● **TASK OBJECTIVE**
Below is a set of records. Repeat all of them exactly.

** BEGIN DATA EXCERPTS **

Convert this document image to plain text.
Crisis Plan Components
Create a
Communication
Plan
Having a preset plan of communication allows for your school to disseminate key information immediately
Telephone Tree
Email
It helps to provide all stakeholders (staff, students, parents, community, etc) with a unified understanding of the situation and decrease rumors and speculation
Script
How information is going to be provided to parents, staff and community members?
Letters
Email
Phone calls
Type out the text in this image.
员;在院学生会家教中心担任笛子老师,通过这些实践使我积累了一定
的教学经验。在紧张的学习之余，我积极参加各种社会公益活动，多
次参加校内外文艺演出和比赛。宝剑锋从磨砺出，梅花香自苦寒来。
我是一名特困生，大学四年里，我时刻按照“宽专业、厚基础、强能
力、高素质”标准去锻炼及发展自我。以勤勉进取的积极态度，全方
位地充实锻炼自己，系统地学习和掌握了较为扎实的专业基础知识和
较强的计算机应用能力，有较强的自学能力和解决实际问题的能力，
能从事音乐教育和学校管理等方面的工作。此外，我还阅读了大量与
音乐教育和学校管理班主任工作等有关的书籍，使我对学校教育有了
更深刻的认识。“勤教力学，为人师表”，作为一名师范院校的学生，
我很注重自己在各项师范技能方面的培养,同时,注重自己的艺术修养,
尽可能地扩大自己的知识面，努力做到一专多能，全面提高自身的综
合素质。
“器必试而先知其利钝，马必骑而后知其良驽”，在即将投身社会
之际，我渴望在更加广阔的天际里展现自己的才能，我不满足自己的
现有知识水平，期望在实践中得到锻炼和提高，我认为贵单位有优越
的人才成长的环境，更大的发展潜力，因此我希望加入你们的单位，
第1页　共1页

** END DATA EXCERPTS **

● **RESPONSE TO THE EXERCISE**
Convert this document image to plain text.
Crisis Plan Components
Create a
Communication
Plan
Having a preset plan of communication allows for your school to disseminate key information immediately
Telephone Tree
Email
It helps to provide all stakeholders (staff, students, parents, community, etc) with a unified understanding of the situation and decrease rumors and speculation
Script
How information is going to be provided to parents, staff and community members?
Letters
Email
Phone calls
Type out the text in this image.
员;在院学生会家教中心担任笛子老师,通过这些实践使我积累了一定
的教学经验。在紧张的学习之余，我积极参加各种社会公益活动，多
次参加校内外文艺演出和比赛。宝剑锋从磨砺出，梅花香自苦寒来。
我是一名特困生，大学四年里，我时刻按照“宽专业、厚基础、强能
力、高素质”标准去锻炼及发展自我。以勤勉进取的积极态度，全方
位地充实锻炼自己，系统地学习和掌握了较为扎实的专业基础知识和
较强的计算机应用能力，有较强的自学能力和解决实际问题的能力，
能从事音乐教育和学校管理等方面的工作。此外，我还阅读了大量与
音乐教育和学校管理班主任工作等有关的书籍，使我对学校教育有了
更深刻的认识。“勤教力学，为人师表”，作为一名师范院校的学生，
我很注重自己在各项师范技能方面的培养,同时,注重自己的艺术修养,
尽可能地扩大自己的知识面，努力做到一专多能，全面提高自身的综
合素质。
“器必试而先知其利钝，马必骑而后知其良驽”，在即将投身社会
之际，我渴望在更加广阔的天际里展现自己的才能，我不满足自己的
现有知识水平，期望在实践中得到锻炼和提高，我认为贵单位有优越
的人才成长的环境，更大的发展潜力，因此我希望加入你们的单位，
第1页　共1页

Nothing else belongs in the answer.